Element box annotations
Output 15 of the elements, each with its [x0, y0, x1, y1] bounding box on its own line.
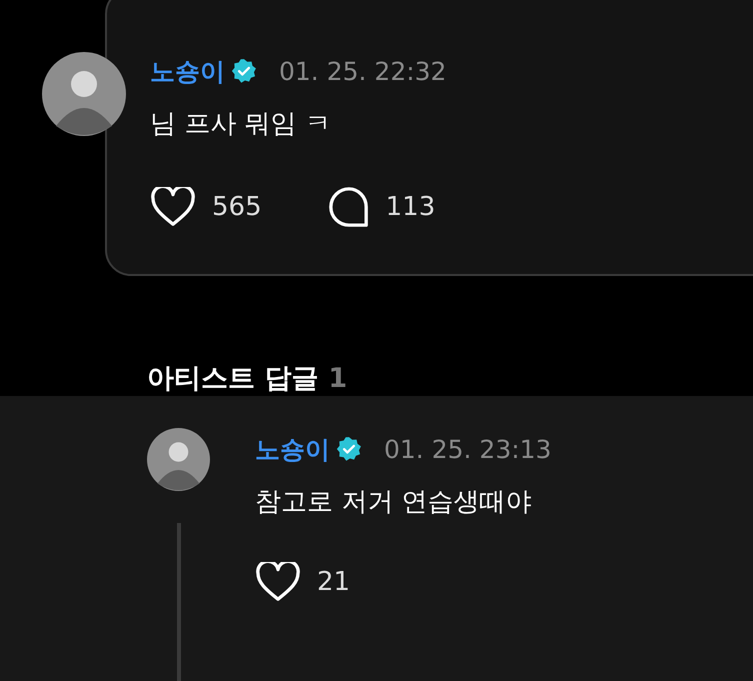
comment-icon[interactable]: [328, 186, 370, 228]
reply-count: 113: [386, 192, 436, 222]
author-name[interactable]: 노숑이: [255, 432, 330, 466]
reply-time: 01. 25. 23:13: [384, 434, 552, 464]
heart-icon[interactable]: [255, 562, 301, 602]
comment-text: 님 프사 뭐임 ㅋ: [150, 108, 332, 140]
author-name[interactable]: 노숑이: [150, 54, 225, 88]
reply-total: 1: [328, 363, 348, 394]
avatar[interactable]: [147, 428, 210, 491]
comment-time: 01. 25. 22:32: [279, 56, 446, 86]
reply-text: 참고로 저거 연습생때야: [255, 486, 533, 518]
heart-icon[interactable]: [150, 187, 196, 227]
like-count: 565: [212, 192, 262, 222]
section-title: 아티스트 답글: [147, 362, 318, 396]
like-count: 21: [317, 567, 350, 597]
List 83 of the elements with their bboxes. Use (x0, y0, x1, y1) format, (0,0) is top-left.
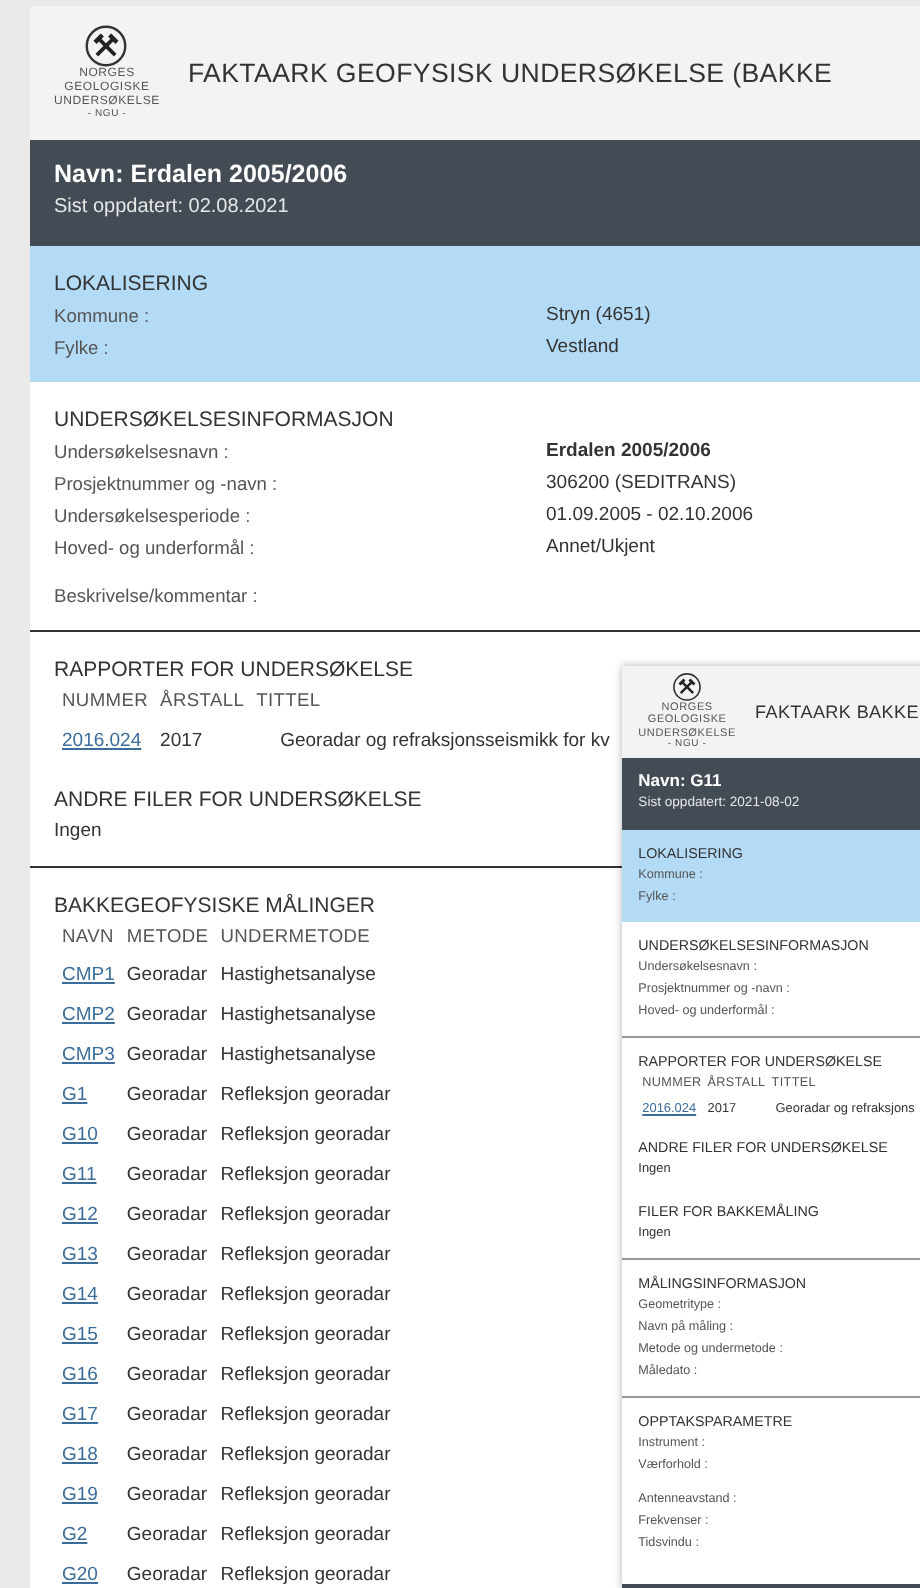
table-cell: Georadar (126, 1402, 208, 1430)
section-heading: BAKKEGEOFYSISKE MÅLINGER (54, 891, 375, 922)
column-header: NAVN (62, 924, 114, 950)
section-heading: ANDRE FILER FOR UNDERSØKELSE (54, 786, 422, 816)
page-title: FAKTAARK BAKKE (755, 701, 919, 722)
column-header: ÅRSTALL (160, 687, 245, 714)
measurement-link[interactable]: G10 (62, 1122, 98, 1150)
table-cell: Georadar (126, 1562, 208, 1588)
field-label: Prosjektnummer og -navn : (54, 472, 278, 498)
column-header: NUMMER (62, 688, 149, 714)
field-label: Beskrivelse/kommentar : (54, 584, 258, 610)
field-value: Annet/Ukjent (546, 534, 655, 562)
field-label: Undersøkelsesnavn : (54, 440, 229, 466)
field-label: Fylke : (54, 336, 109, 362)
table-cell: Georadar (126, 1202, 208, 1230)
measurement-link[interactable]: G15 (62, 1322, 98, 1350)
column-header: METODE (126, 924, 209, 950)
table-cell: 2017 (160, 728, 203, 756)
table-cell: Refleksjon georadar (220, 1242, 391, 1270)
table-cell: Hastighetsanalyse (220, 962, 376, 990)
table-cell: Refleksjon georadar (220, 1322, 391, 1350)
updated-date: Sist oppdatert: 02.08.2021 (54, 196, 289, 218)
field-label: Hoved- og underformål : (54, 536, 255, 562)
table-cell: Refleksjon georadar (220, 1282, 391, 1310)
field-label: Undersøkelsesperiode : (54, 504, 251, 530)
table-cell: Georadar (126, 1442, 208, 1470)
table-cell: Georadar (126, 1002, 208, 1030)
field-value: 01.09.2005 - 02.10.2006 (546, 502, 754, 530)
section-heading: LOKALISERING (54, 270, 209, 300)
measurement-link[interactable]: CMP1 (62, 962, 115, 990)
crossed-hammers-icon (84, 24, 129, 69)
table-cell: Georadar (126, 1322, 208, 1350)
table-cell: Refleksjon georadar (220, 1202, 391, 1230)
table-cell: Hastighetsanalyse (220, 1002, 376, 1030)
report-link[interactable]: 2016.024 (62, 728, 142, 756)
section-heading: UNDERSØKELSESINFORMASJON (54, 406, 394, 436)
column-header: UNDERMETODE (220, 924, 371, 950)
table-cell: Georadar og refraksjonsseismikk for kv (280, 728, 610, 756)
measurement-link[interactable]: G11 (62, 1162, 97, 1190)
survey-name: Navn: Erdalen 2005/2006 (54, 160, 348, 188)
measurement-link[interactable]: G17 (62, 1402, 98, 1430)
measurement-link[interactable]: G19 (62, 1482, 98, 1510)
field-value: Vestland (546, 334, 619, 362)
table-cell: Refleksjon georadar (220, 1482, 391, 1510)
table-cell: Refleksjon georadar (220, 1362, 391, 1390)
page-title: FAKTAARK GEOFYSISK UNDERSØKELSE (BAKKE (187, 58, 833, 88)
field-label: Kommune : (54, 304, 150, 330)
table-cell: Hastighetsanalyse (220, 1042, 376, 1070)
table-cell: Refleksjon georadar (220, 1562, 391, 1588)
table-cell: Refleksjon georadar (220, 1122, 391, 1150)
measurement-link[interactable]: G14 (62, 1282, 98, 1310)
field-value: Erdalen 2005/2006 (546, 438, 711, 466)
table-cell: Georadar (126, 1242, 208, 1270)
measurement-link[interactable]: G12 (62, 1202, 98, 1230)
field-value: Stryn (4651) (546, 302, 651, 330)
table-cell: Georadar (126, 1282, 208, 1310)
table-cell: Georadar (126, 962, 208, 990)
table-cell: Georadar (126, 1122, 208, 1150)
column-header: TITTEL (256, 688, 321, 714)
measurement-link[interactable]: CMP3 (62, 1042, 115, 1070)
measurement-link[interactable]: G18 (62, 1442, 98, 1470)
table-cell: Refleksjon georadar (220, 1082, 391, 1110)
measurement-link[interactable]: G13 (62, 1242, 98, 1270)
measurement-link[interactable]: CMP2 (62, 1002, 115, 1030)
table-cell: Refleksjon georadar (220, 1442, 391, 1470)
table-cell: Georadar (126, 1522, 208, 1550)
table-cell: Refleksjon georadar (220, 1522, 391, 1550)
table-cell: Georadar (126, 1042, 208, 1070)
table-cell: Refleksjon georadar (220, 1402, 391, 1430)
field-value: 306200 (SEDITRANS) (546, 470, 737, 498)
crossed-hammers-icon (672, 671, 703, 702)
measurement-link[interactable]: G20 (62, 1562, 98, 1588)
measurement-link[interactable]: G1 (62, 1082, 88, 1110)
table-cell: Refleksjon georadar (220, 1162, 391, 1190)
survey-name: Navn: G11 (638, 770, 722, 791)
table-cell: Georadar (126, 1082, 208, 1110)
table-cell: Georadar (126, 1362, 208, 1390)
files-text: Ingen (54, 818, 102, 846)
measurement-link[interactable]: G16 (62, 1362, 98, 1390)
table-cell: Georadar (126, 1482, 208, 1510)
table-cell: Georadar (126, 1162, 208, 1190)
section-heading: RAPPORTER FOR UNDERSØKELSE (54, 656, 414, 686)
measurement-link[interactable]: G2 (62, 1522, 88, 1550)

What the task requires: Update the material above by replacing "section-heading" with "section-header" wherever it occurs, keeping every other line unchanged. Leave the pictures out of your answer.

Reply:
Output 15 of the elements, each with its [x0, y0, x1, y1] bounding box on its own line.
comment-icon[interactable]: [328, 186, 370, 228]
reply-count: 113: [386, 192, 436, 222]
author-name[interactable]: 노숑이: [255, 432, 330, 466]
reply-time: 01. 25. 23:13: [384, 434, 552, 464]
heart-icon[interactable]: [255, 562, 301, 602]
comment-text: 님 프사 뭐임 ㅋ: [150, 108, 332, 140]
author-name[interactable]: 노숑이: [150, 54, 225, 88]
reply-total: 1: [328, 363, 348, 394]
avatar[interactable]: [147, 428, 210, 491]
comment-time: 01. 25. 22:32: [279, 56, 446, 86]
reply-text: 참고로 저거 연습생때야: [255, 486, 533, 518]
heart-icon[interactable]: [150, 187, 196, 227]
like-count: 565: [212, 192, 262, 222]
section-title: 아티스트 답글: [147, 362, 318, 396]
like-count: 21: [317, 567, 350, 597]
List 83 of the elements with their bboxes. Use (x0, y0, x1, y1) format, (0,0) is top-left.
table-cell: Georadar (126, 1402, 208, 1430)
section-header: BAKKEGEOFYSISKE MÅLINGER (54, 891, 375, 922)
column-header: NAVN (62, 924, 114, 950)
section-header: ANDRE FILER FOR UNDERSØKELSE (54, 786, 422, 816)
page-title: FAKTAARK BAKKE (755, 701, 919, 722)
column-header: ÅRSTALL (160, 687, 245, 714)
measurement-link[interactable]: G10 (62, 1122, 98, 1150)
table-cell: Georadar (126, 1562, 208, 1588)
field-label: Prosjektnummer og -navn : (54, 472, 278, 498)
column-header: NUMMER (62, 688, 149, 714)
field-label: Beskrivelse/kommentar : (54, 584, 258, 610)
field-value: Annet/Ukjent (546, 534, 655, 562)
field-label: Undersøkelsesnavn : (54, 440, 229, 466)
field-label: Fylke : (54, 336, 109, 362)
table-cell: Georadar (126, 1202, 208, 1230)
measurement-link[interactable]: G15 (62, 1322, 98, 1350)
column-header: METODE (126, 924, 209, 950)
table-cell: 2017 (160, 728, 203, 756)
table-cell: Refleksjon georadar (220, 1242, 391, 1270)
table-cell: Hastighetsanalyse (220, 962, 376, 990)
table-cell: Refleksjon georadar (220, 1322, 391, 1350)
updated-date: Sist oppdatert: 02.08.2021 (54, 196, 289, 218)
field-label: Hoved- og underformål : (54, 536, 255, 562)
table-cell: Refleksjon georadar (220, 1282, 391, 1310)
field-label: Undersøkelsesperiode : (54, 504, 251, 530)
table-cell: Georadar (126, 1442, 208, 1470)
table-cell: Georadar (126, 1002, 208, 1030)
field-value: 01.09.2005 - 02.10.2006 (546, 502, 754, 530)
section-header: LOKALISERING (54, 270, 209, 300)
measurement-link[interactable]: CMP1 (62, 962, 115, 990)
crossed-hammers-icon (84, 24, 129, 69)
table-cell: Georadar (126, 1322, 208, 1350)
table-cell: Refleksjon georadar (220, 1202, 391, 1230)
table-cell: Hastighetsanalyse (220, 1002, 376, 1030)
report-link[interactable]: 2016.024 (62, 728, 142, 756)
section-header: UNDERSØKELSESINFORMASJON (54, 406, 394, 436)
column-header: UNDERMETODE (220, 924, 371, 950)
table-cell: Georadar og refraksjonsseismikk for kv (280, 728, 610, 756)
measurement-link[interactable]: G11 (62, 1162, 97, 1190)
survey-name: Navn: Erdalen 2005/2006 (54, 160, 348, 188)
measurement-link[interactable]: G17 (62, 1402, 98, 1430)
measurement-link[interactable]: G19 (62, 1482, 98, 1510)
field-value: Vestland (546, 334, 619, 362)
table-cell: Refleksjon georadar (220, 1482, 391, 1510)
table-cell: Refleksjon georadar (220, 1362, 391, 1390)
page-title: FAKTAARK GEOFYSISK UNDERSØKELSE (BAKKE (187, 58, 833, 88)
field-label: Kommune : (54, 304, 150, 330)
table-cell: Hastighetsanalyse (220, 1042, 376, 1070)
table-cell: Refleksjon georadar (220, 1562, 391, 1588)
table-cell: Refleksjon georadar (220, 1122, 391, 1150)
measurement-link[interactable]: G14 (62, 1282, 98, 1310)
field-value: Erdalen 2005/2006 (546, 438, 711, 466)
table-cell: Georadar (126, 1242, 208, 1270)
measurement-link[interactable]: G12 (62, 1202, 98, 1230)
field-value: Stryn (4651) (546, 302, 651, 330)
table-cell: Georadar (126, 1282, 208, 1310)
table-cell: Georadar (126, 962, 208, 990)
table-cell: Georadar (126, 1122, 208, 1150)
column-header: TITTEL (256, 688, 321, 714)
measurement-link[interactable]: CMP3 (62, 1042, 115, 1070)
measurement-link[interactable]: G18 (62, 1442, 98, 1470)
table-cell: Refleksjon georadar (220, 1082, 391, 1110)
measurement-link[interactable]: G13 (62, 1242, 98, 1270)
measurement-link[interactable]: CMP2 (62, 1002, 115, 1030)
table-cell: Refleksjon georadar (220, 1442, 391, 1470)
table-cell: Georadar (126, 1522, 208, 1550)
table-cell: Refleksjon georadar (220, 1522, 391, 1550)
table-cell: Georadar (126, 1042, 208, 1070)
table-cell: Refleksjon georadar (220, 1402, 391, 1430)
field-value: 306200 (SEDITRANS) (546, 470, 737, 498)
crossed-hammers-icon (672, 671, 703, 702)
measurement-link[interactable]: G20 (62, 1562, 98, 1588)
measurement-link[interactable]: G1 (62, 1082, 88, 1110)
table-cell: Refleksjon georadar (220, 1162, 391, 1190)
survey-name: Navn: G11 (638, 770, 722, 791)
table-cell: Georadar (126, 1082, 208, 1110)
table-cell: Georadar (126, 1362, 208, 1390)
files-text: Ingen (54, 818, 102, 846)
measurement-link[interactable]: G16 (62, 1362, 98, 1390)
table-cell: Georadar (126, 1482, 208, 1510)
table-cell: Georadar (126, 1162, 208, 1190)
section-header: RAPPORTER FOR UNDERSØKELSE (54, 656, 414, 686)
measurement-link[interactable]: G2 (62, 1522, 88, 1550)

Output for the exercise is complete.